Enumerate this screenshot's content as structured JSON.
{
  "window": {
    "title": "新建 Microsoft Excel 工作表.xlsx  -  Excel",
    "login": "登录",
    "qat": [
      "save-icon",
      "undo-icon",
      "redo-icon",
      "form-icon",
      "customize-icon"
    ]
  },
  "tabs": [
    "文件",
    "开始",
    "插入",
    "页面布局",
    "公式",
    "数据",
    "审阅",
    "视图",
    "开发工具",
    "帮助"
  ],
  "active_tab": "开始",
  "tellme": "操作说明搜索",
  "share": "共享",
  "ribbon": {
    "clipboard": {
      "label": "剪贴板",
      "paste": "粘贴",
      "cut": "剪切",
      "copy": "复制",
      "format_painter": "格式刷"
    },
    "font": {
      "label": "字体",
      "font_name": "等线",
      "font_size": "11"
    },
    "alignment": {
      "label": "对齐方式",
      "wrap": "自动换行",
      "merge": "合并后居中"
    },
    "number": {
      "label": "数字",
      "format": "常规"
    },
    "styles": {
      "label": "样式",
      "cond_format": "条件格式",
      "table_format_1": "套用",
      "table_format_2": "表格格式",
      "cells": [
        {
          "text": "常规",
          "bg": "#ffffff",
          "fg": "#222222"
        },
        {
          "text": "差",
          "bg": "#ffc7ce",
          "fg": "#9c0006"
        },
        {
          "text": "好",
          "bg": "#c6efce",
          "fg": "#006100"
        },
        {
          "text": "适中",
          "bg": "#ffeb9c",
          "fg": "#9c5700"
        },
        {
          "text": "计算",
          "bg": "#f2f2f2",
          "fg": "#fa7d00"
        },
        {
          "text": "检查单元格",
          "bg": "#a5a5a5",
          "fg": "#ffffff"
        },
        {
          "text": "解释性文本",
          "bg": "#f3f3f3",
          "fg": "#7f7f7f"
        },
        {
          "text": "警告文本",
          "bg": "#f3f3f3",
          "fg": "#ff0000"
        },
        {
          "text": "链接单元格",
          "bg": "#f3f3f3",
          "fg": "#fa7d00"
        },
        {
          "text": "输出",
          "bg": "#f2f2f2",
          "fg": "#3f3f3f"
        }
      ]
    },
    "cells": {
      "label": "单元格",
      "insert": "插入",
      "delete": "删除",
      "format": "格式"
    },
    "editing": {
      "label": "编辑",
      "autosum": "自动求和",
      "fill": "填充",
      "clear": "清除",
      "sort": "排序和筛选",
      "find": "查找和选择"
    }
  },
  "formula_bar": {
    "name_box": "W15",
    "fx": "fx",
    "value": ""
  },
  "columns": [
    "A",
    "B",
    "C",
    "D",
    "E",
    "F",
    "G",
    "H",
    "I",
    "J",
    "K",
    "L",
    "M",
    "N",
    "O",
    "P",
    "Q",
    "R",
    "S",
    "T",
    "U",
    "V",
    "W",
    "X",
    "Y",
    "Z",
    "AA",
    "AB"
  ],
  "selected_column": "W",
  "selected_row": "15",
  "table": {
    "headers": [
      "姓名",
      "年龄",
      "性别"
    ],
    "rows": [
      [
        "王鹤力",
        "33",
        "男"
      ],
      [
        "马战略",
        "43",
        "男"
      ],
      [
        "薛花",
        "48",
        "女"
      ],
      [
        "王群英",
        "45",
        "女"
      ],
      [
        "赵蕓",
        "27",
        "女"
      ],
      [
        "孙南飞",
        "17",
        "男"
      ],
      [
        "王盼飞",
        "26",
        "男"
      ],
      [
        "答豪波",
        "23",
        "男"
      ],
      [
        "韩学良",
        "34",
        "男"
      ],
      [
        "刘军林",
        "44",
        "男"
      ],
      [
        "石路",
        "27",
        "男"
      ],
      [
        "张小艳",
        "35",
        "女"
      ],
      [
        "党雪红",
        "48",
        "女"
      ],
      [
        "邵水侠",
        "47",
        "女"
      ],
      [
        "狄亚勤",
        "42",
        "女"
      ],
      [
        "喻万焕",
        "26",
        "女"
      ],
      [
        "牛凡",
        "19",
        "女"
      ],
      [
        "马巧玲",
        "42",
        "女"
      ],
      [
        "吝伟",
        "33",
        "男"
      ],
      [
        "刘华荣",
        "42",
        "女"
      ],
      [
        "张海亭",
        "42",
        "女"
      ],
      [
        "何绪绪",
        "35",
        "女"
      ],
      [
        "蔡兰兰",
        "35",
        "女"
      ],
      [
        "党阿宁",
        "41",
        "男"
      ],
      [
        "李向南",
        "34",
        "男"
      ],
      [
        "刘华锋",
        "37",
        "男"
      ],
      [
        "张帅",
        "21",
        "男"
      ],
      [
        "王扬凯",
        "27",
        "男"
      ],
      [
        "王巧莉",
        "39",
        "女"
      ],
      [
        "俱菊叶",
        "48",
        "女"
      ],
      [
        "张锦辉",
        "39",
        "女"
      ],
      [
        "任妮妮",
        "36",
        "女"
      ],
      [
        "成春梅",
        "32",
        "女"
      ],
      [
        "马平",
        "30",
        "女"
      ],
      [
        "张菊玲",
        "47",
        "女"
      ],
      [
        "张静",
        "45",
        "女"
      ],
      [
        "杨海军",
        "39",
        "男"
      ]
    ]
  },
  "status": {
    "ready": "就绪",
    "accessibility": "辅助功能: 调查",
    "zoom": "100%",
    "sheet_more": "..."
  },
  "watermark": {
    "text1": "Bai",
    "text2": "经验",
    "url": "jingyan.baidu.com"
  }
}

## EXERCISE DESCRIPTION
Check every line of the data, and copy the ones that contain "icon".

## RESULT FOR THIS EXERCISE
      "save-icon",
      "undo-icon",
      "redo-icon",
      "form-icon",
      "customize-icon"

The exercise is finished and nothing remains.